REQUEST:
Print out every line, exactly as written.

(Recorded data)
※
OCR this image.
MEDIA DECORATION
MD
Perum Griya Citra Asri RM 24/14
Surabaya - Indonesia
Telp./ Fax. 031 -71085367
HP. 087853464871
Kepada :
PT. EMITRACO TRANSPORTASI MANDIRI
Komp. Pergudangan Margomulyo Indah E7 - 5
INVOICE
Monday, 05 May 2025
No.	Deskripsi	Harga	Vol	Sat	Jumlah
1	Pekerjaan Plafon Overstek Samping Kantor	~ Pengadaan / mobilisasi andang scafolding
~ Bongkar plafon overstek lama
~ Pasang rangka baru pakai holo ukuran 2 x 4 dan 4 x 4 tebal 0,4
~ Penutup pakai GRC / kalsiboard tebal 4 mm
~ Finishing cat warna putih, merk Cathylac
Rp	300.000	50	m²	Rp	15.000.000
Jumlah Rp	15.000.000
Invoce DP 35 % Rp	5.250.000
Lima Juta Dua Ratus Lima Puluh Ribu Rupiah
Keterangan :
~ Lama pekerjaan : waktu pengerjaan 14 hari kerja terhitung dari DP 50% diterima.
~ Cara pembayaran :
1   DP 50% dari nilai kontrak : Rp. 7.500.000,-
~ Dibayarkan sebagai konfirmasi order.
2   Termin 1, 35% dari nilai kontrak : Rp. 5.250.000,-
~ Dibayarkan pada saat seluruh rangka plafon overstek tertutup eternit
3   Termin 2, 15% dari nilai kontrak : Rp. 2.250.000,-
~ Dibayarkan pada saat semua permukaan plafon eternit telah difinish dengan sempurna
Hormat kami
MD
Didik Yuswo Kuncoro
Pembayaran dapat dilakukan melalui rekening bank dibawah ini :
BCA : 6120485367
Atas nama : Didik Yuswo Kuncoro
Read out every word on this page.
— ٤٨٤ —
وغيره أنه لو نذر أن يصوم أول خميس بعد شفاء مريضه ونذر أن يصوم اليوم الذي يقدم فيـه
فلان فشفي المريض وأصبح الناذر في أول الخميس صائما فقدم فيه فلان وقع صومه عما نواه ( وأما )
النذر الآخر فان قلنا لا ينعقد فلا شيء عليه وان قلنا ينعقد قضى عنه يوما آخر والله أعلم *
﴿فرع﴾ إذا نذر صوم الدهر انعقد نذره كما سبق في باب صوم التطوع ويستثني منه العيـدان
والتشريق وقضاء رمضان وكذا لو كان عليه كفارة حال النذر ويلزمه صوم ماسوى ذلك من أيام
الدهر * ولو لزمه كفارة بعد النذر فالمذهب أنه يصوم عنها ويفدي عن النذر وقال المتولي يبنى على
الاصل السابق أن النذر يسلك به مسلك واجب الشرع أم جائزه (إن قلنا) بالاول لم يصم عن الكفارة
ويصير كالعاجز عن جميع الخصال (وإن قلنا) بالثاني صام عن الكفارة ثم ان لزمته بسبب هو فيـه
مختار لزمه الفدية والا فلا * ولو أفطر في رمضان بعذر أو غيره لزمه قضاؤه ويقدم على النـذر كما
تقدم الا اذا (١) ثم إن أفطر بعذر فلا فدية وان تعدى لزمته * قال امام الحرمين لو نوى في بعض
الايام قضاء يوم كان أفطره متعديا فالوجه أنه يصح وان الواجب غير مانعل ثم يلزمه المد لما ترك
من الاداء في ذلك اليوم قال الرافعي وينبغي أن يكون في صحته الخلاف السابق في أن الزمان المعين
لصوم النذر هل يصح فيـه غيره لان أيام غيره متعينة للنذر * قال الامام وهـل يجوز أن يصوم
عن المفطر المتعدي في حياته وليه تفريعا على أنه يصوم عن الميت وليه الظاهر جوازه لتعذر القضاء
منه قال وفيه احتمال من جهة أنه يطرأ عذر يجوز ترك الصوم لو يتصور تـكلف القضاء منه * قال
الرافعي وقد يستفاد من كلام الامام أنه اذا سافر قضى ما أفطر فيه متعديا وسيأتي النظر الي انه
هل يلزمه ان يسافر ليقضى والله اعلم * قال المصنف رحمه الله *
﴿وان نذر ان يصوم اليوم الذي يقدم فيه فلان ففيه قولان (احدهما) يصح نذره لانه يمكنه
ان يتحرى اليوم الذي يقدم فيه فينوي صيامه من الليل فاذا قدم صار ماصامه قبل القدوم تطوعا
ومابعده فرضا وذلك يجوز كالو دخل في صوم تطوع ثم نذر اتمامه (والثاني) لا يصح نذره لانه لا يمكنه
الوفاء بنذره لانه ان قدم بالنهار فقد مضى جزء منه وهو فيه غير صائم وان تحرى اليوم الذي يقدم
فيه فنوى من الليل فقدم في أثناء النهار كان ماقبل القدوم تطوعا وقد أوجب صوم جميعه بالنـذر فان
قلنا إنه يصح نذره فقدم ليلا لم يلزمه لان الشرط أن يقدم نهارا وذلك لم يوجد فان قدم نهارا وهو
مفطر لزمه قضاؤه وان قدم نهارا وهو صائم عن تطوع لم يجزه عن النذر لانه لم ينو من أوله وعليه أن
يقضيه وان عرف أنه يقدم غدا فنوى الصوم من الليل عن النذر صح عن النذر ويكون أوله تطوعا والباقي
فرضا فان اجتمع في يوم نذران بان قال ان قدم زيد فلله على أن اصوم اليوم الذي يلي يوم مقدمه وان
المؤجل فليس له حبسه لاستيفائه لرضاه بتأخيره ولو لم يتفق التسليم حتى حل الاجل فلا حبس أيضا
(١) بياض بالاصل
※
PROBLEM SOLUTION:
OCR this image.
MEDIA DECORATION
MD
Perum Griya Citra Asri RM 24/14
Surabaya - Indonesia
Telp./ Fax. 031 -71085367
HP. 087853464871
Kepada :
PT. EMITRACO TRANSPORTASI MANDIRI
Komp. Pergudangan Margomulyo Indah E7 - 5
INVOICE
Monday, 05 May 2025
No.	Deskripsi	Harga	Vol	Sat	Jumlah
1	Pekerjaan Plafon Overstek Samping Kantor	~ Pengadaan / mobilisasi andang scafolding
~ Bongkar plafon overstek lama
~ Pasang rangka baru pakai holo ukuran 2 x 4 dan 4 x 4 tebal 0,4
~ Penutup pakai GRC / kalsiboard tebal 4 mm
~ Finishing cat warna putih, merk Cathylac
Rp	300.000	50	m²	Rp	15.000.000
Jumlah Rp	15.000.000
Invoce DP 35 % Rp	5.250.000
Lima Juta Dua Ratus Lima Puluh Ribu Rupiah
Keterangan :
~ Lama pekerjaan : waktu pengerjaan 14 hari kerja terhitung dari DP 50% diterima.
~ Cara pembayaran :
1   DP 50% dari nilai kontrak : Rp. 7.500.000,-
~ Dibayarkan sebagai konfirmasi order.
2   Termin 1, 35% dari nilai kontrak : Rp. 5.250.000,-
~ Dibayarkan pada saat seluruh rangka plafon overstek tertutup eternit
3   Termin 2, 15% dari nilai kontrak : Rp. 2.250.000,-
~ Dibayarkan pada saat semua permukaan plafon eternit telah difinish dengan sempurna
Hormat kami
MD
Didik Yuswo Kuncoro
Pembayaran dapat dilakukan melalui rekening bank dibawah ini :
BCA : 6120485367
Atas nama : Didik Yuswo Kuncoro
Read out every word on this page.
— ٤٨٤ —
وغيره أنه لو نذر أن يصوم أول خميس بعد شفاء مريضه ونذر أن يصوم اليوم الذي يقدم فيـه
فلان فشفي المريض وأصبح الناذر في أول الخميس صائما فقدم فيه فلان وقع صومه عما نواه ( وأما )
النذر الآخر فان قلنا لا ينعقد فلا شيء عليه وان قلنا ينعقد قضى عنه يوما آخر والله أعلم *
﴿فرع﴾ إذا نذر صوم الدهر انعقد نذره كما سبق في باب صوم التطوع ويستثني منه العيـدان
والتشريق وقضاء رمضان وكذا لو كان عليه كفارة حال النذر ويلزمه صوم ماسوى ذلك من أيام
الدهر * ولو لزمه كفارة بعد النذر فالمذهب أنه يصوم عنها ويفدي عن النذر وقال المتولي يبنى على
الاصل السابق أن النذر يسلك به مسلك واجب الشرع أم جائزه (إن قلنا) بالاول لم يصم عن الكفارة
ويصير كالعاجز عن جميع الخصال (وإن قلنا) بالثاني صام عن الكفارة ثم ان لزمته بسبب هو فيـه
مختار لزمه الفدية والا فلا * ولو أفطر في رمضان بعذر أو غيره لزمه قضاؤه ويقدم على النـذر كما
تقدم الا اذا (١) ثم إن أفطر بعذر فلا فدية وان تعدى لزمته * قال امام الحرمين لو نوى في بعض
الايام قضاء يوم كان أفطره متعديا فالوجه أنه يصح وان الواجب غير مانعل ثم يلزمه المد لما ترك
من الاداء في ذلك اليوم قال الرافعي وينبغي أن يكون في صحته الخلاف السابق في أن الزمان المعين
لصوم النذر هل يصح فيـه غيره لان أيام غيره متعينة للنذر * قال الامام وهـل يجوز أن يصوم
عن المفطر المتعدي في حياته وليه تفريعا على أنه يصوم عن الميت وليه الظاهر جوازه لتعذر القضاء
منه قال وفيه احتمال من جهة أنه يطرأ عذر يجوز ترك الصوم لو يتصور تـكلف القضاء منه * قال
الرافعي وقد يستفاد من كلام الامام أنه اذا سافر قضى ما أفطر فيه متعديا وسيأتي النظر الي انه
هل يلزمه ان يسافر ليقضى والله اعلم * قال المصنف رحمه الله *
﴿وان نذر ان يصوم اليوم الذي يقدم فيه فلان ففيه قولان (احدهما) يصح نذره لانه يمكنه
ان يتحرى اليوم الذي يقدم فيه فينوي صيامه من الليل فاذا قدم صار ماصامه قبل القدوم تطوعا
ومابعده فرضا وذلك يجوز كالو دخل في صوم تطوع ثم نذر اتمامه (والثاني) لا يصح نذره لانه لا يمكنه
الوفاء بنذره لانه ان قدم بالنهار فقد مضى جزء منه وهو فيه غير صائم وان تحرى اليوم الذي يقدم
فيه فنوى من الليل فقدم في أثناء النهار كان ماقبل القدوم تطوعا وقد أوجب صوم جميعه بالنـذر فان
قلنا إنه يصح نذره فقدم ليلا لم يلزمه لان الشرط أن يقدم نهارا وذلك لم يوجد فان قدم نهارا وهو
مفطر لزمه قضاؤه وان قدم نهارا وهو صائم عن تطوع لم يجزه عن النذر لانه لم ينو من أوله وعليه أن
يقضيه وان عرف أنه يقدم غدا فنوى الصوم من الليل عن النذر صح عن النذر ويكون أوله تطوعا والباقي
فرضا فان اجتمع في يوم نذران بان قال ان قدم زيد فلله على أن اصوم اليوم الذي يلي يوم مقدمه وان
المؤجل فليس له حبسه لاستيفائه لرضاه بتأخيره ولو لم يتفق التسليم حتى حل الاجل فلا حبس أيضا
(١) بياض بالاصل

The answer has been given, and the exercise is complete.